(Data excerpts)
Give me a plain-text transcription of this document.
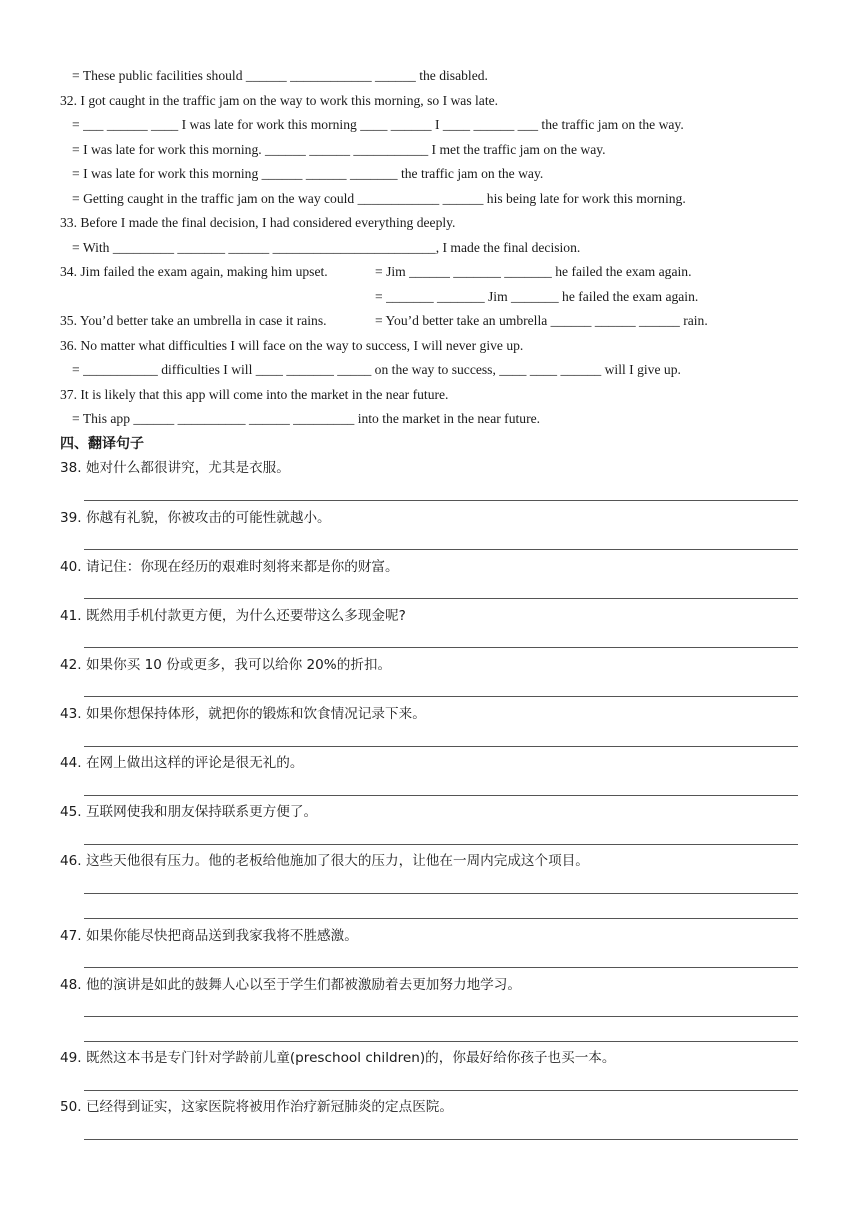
= These public facilities should ______ ____________ ______ the disabled.
32. I got caught in the traffic jam on the way to work this morning, so I was late.
= ___ ______ ____ I was late for work this morning ____ ______ I ____ ______ ___ the traffic jam on the way.
= I was late for work this morning. ______ ______ ___________ I met the traffic jam on the way.
= I was late for work this morning ______ ______ _______ the traffic jam on the way.
= Getting caught in the traffic jam on the way could ____________ ______ his being late for work this morning.
33. Before I made the final decision, I had considered everything deeply.
= With _________ _______ ______ ________________________, I made the final decision.
34. Jim failed the exam again, making him upset.	= Jim ______ _______ _______ he failed the exam again.
= _______ _______ Jim _______ he failed the exam again.
35. You’d better take an umbrella in case it rains.	= You’d better take an umbrella ______ ______ ______ rain.
36. No matter what difficulties I will face on the way to success, I will never give up.
= ___________ difficulties I will ____ _______ _____ on the way to success, ____ ____ ______ will I give up.
37. It is likely that this app will come into the market in the near future.
= This app ______ __________ ______ _________ into the market in the near future.
四、翻译句子
38. 她对什么都很讲究，尤其是衣服。
39. 你越有礼貌，你被攻击的可能性就越小。
40. 请记住：你现在经历的艰难时刻将来都是你的财富。
41. 既然用手机付款更方便，为什么还要带这么多现金呢?
42. 如果你买 10 份或更多，我可以给你 20%的折扣。
43. 如果你想保持体形，就把你的锻炼和饮食情况记录下来。
44. 在网上做出这样的评论是很无礼的。
45. 互联网使我和朋友保持联系更方便了。
46. 这些天他很有压力。他的老板给他施加了很大的压力，让他在一周内完成这个项目。
47. 如果你能尽快把商品送到我家我将不胜感激。
48. 他的演讲是如此的鼓舞人心以至于学生们都被激励着去更加努力地学习。
49. 既然这本书是专门针对学龄前儿童(preschool children)的，你最好给你孩子也买一本。
50. 已经得到证实，这家医院将被用作治疗新冠肺炎的定点医院。
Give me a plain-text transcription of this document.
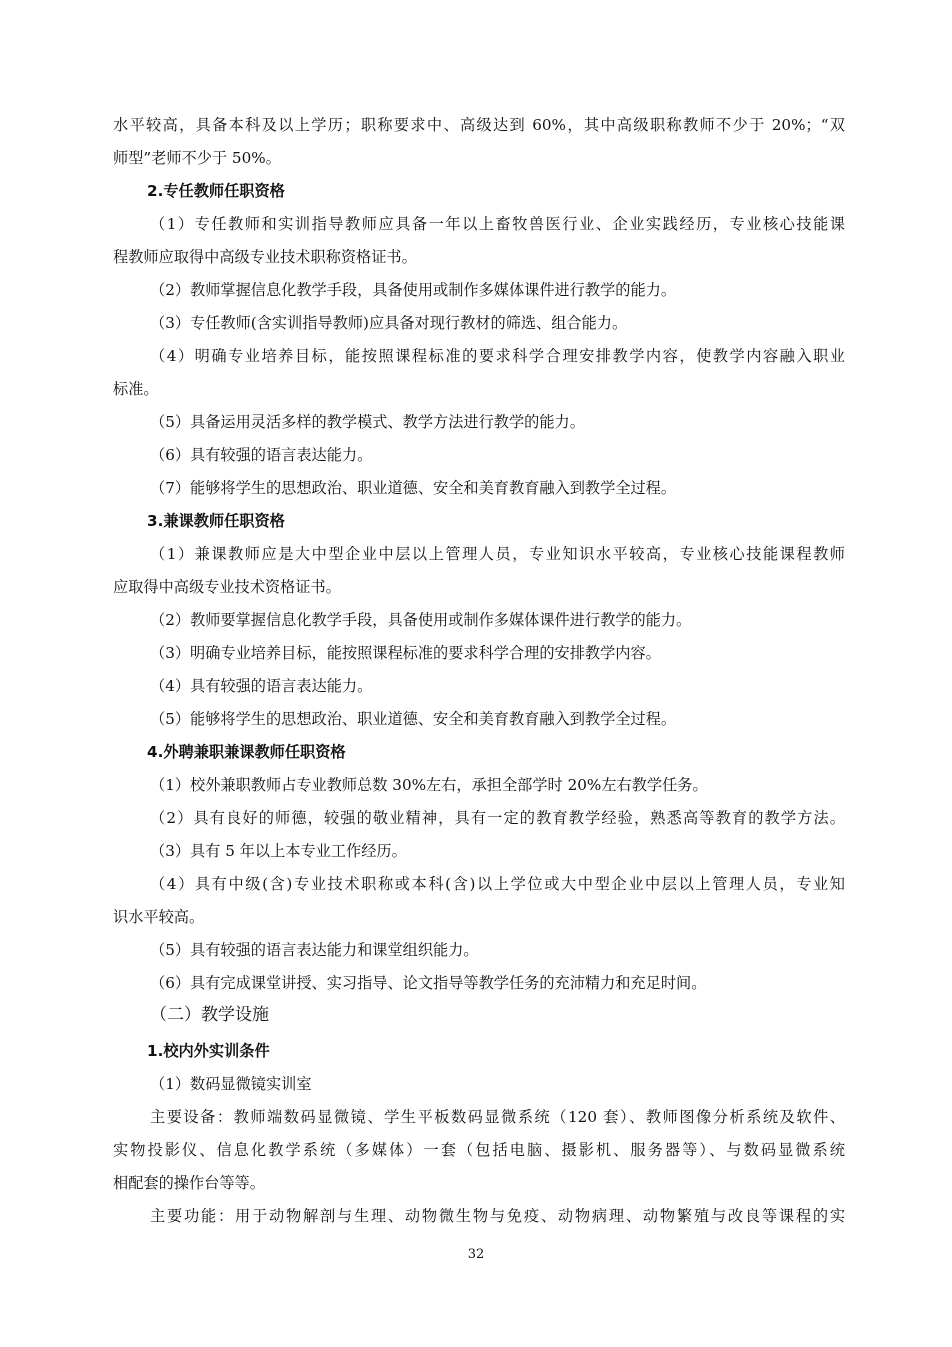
水平较高，具备本科及以上学历；职称要求中、高级达到 60%，其中高级职称教师不少于 20%；“双
师型”老师不少于 50%。
2.专任教师任职资格
（1）专任教师和实训指导教师应具备一年以上畜牧兽医行业、企业实践经历，专业核心技能课
程教师应取得中高级专业技术职称资格证书。
（2）教师掌握信息化教学手段，具备使用或制作多媒体课件进行教学的能力。
（3）专任教师(含实训指导教师)应具备对现行教材的筛选、组合能力。
（4）明确专业培养目标，能按照课程标准的要求科学合理安排教学内容，使教学内容融入职业
标准。
（5）具备运用灵活多样的教学模式、教学方法进行教学的能力。
（6）具有较强的语言表达能力。
（7）能够将学生的思想政治、职业道德、安全和美育教育融入到教学全过程。
3.兼课教师任职资格
（1）兼课教师应是大中型企业中层以上管理人员，专业知识水平较高，专业核心技能课程教师
应取得中高级专业技术资格证书。
（2）教师要掌握信息化教学手段，具备使用或制作多媒体课件进行教学的能力。
（3）明确专业培养目标，能按照课程标准的要求科学合理的安排教学内容。
（4）具有较强的语言表达能力。
（5）能够将学生的思想政治、职业道德、安全和美育教育融入到教学全过程。
4.外聘兼职兼课教师任职资格
（1）校外兼职教师占专业教师总数 30%左右，承担全部学时 20%左右教学任务。
（2）具有良好的师德，较强的敬业精神，具有一定的教育教学经验，熟悉高等教育的教学方法。
（3）具有 5 年以上本专业工作经历。
（4）具有中级(含)专业技术职称或本科(含)以上学位或大中型企业中层以上管理人员，专业知
识水平较高。
（5）具有较强的语言表达能力和课堂组织能力。
（6）具有完成课堂讲授、实习指导、论文指导等教学任务的充沛精力和充足时间。
（二）教学设施
1.校内外实训条件
（1）数码显微镜实训室
主要设备：教师端数码显微镜、学生平板数码显微系统（120 套）、教师图像分析系统及软件、
实物投影仪、信息化教学系统（多媒体）一套（包括电脑、摄影机、服务器等）、与数码显微系统
相配套的操作台等等。
主要功能：用于动物解剖与生理、动物微生物与免疫、动物病理、动物繁殖与改良等课程的实
32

● **Written request**
Please transcribe the material above exactly as written. Leave the pictures out.

● **Worked solution**
Give me a plain-text transcription of this document.
= These public facilities should ______ ____________ ______ the disabled.
32. I got caught in the traffic jam on the way to work this morning, so I was late.
= ___ ______ ____ I was late for work this morning ____ ______ I ____ ______ ___ the traffic jam on the way.
= I was late for work this morning. ______ ______ ___________ I met the traffic jam on the way.
= I was late for work this morning ______ ______ _______ the traffic jam on the way.
= Getting caught in the traffic jam on the way could ____________ ______ his being late for work this morning.
33. Before I made the final decision, I had considered everything deeply.
= With _________ _______ ______ ________________________, I made the final decision.
34. Jim failed the exam again, making him upset.	= Jim ______ _______ _______ he failed the exam again.
= _______ _______ Jim _______ he failed the exam again.
35. You’d better take an umbrella in case it rains.	= You’d better take an umbrella ______ ______ ______ rain.
36. No matter what difficulties I will face on the way to success, I will never give up.
= ___________ difficulties I will ____ _______ _____ on the way to success, ____ ____ ______ will I give up.
37. It is likely that this app will come into the market in the near future.
= This app ______ __________ ______ _________ into the market in the near future.
四、翻译句子
38. 她对什么都很讲究，尤其是衣服。
39. 你越有礼貌，你被攻击的可能性就越小。
40. 请记住：你现在经历的艰难时刻将来都是你的财富。
41. 既然用手机付款更方便，为什么还要带这么多现金呢?
42. 如果你买 10 份或更多，我可以给你 20%的折扣。
43. 如果你想保持体形，就把你的锻炼和饮食情况记录下来。
44. 在网上做出这样的评论是很无礼的。
45. 互联网使我和朋友保持联系更方便了。
46. 这些天他很有压力。他的老板给他施加了很大的压力，让他在一周内完成这个项目。
47. 如果你能尽快把商品送到我家我将不胜感激。
48. 他的演讲是如此的鼓舞人心以至于学生们都被激励着去更加努力地学习。
49. 既然这本书是专门针对学龄前儿童(preschool children)的，你最好给你孩子也买一本。
50. 已经得到证实，这家医院将被用作治疗新冠肺炎的定点医院。
Give me a plain-text transcription of this document.
水平较高，具备本科及以上学历；职称要求中、高级达到 60%，其中高级职称教师不少于 20%；“双
师型”老师不少于 50%。
2.专任教师任职资格
（1）专任教师和实训指导教师应具备一年以上畜牧兽医行业、企业实践经历，专业核心技能课
程教师应取得中高级专业技术职称资格证书。
（2）教师掌握信息化教学手段，具备使用或制作多媒体课件进行教学的能力。
（3）专任教师(含实训指导教师)应具备对现行教材的筛选、组合能力。
（4）明确专业培养目标，能按照课程标准的要求科学合理安排教学内容，使教学内容融入职业
标准。
（5）具备运用灵活多样的教学模式、教学方法进行教学的能力。
（6）具有较强的语言表达能力。
（7）能够将学生的思想政治、职业道德、安全和美育教育融入到教学全过程。
3.兼课教师任职资格
（1）兼课教师应是大中型企业中层以上管理人员，专业知识水平较高，专业核心技能课程教师
应取得中高级专业技术资格证书。
（2）教师要掌握信息化教学手段，具备使用或制作多媒体课件进行教学的能力。
（3）明确专业培养目标，能按照课程标准的要求科学合理的安排教学内容。
（4）具有较强的语言表达能力。
（5）能够将学生的思想政治、职业道德、安全和美育教育融入到教学全过程。
4.外聘兼职兼课教师任职资格
（1）校外兼职教师占专业教师总数 30%左右，承担全部学时 20%左右教学任务。
（2）具有良好的师德，较强的敬业精神，具有一定的教育教学经验，熟悉高等教育的教学方法。
（3）具有 5 年以上本专业工作经历。
（4）具有中级(含)专业技术职称或本科(含)以上学位或大中型企业中层以上管理人员，专业知
识水平较高。
（5）具有较强的语言表达能力和课堂组织能力。
（6）具有完成课堂讲授、实习指导、论文指导等教学任务的充沛精力和充足时间。
（二）教学设施
1.校内外实训条件
（1）数码显微镜实训室
主要设备：教师端数码显微镜、学生平板数码显微系统（120 套）、教师图像分析系统及软件、
实物投影仪、信息化教学系统（多媒体）一套（包括电脑、摄影机、服务器等）、与数码显微系统
相配套的操作台等等。
主要功能：用于动物解剖与生理、动物微生物与免疫、动物病理、动物繁殖与改良等课程的实
32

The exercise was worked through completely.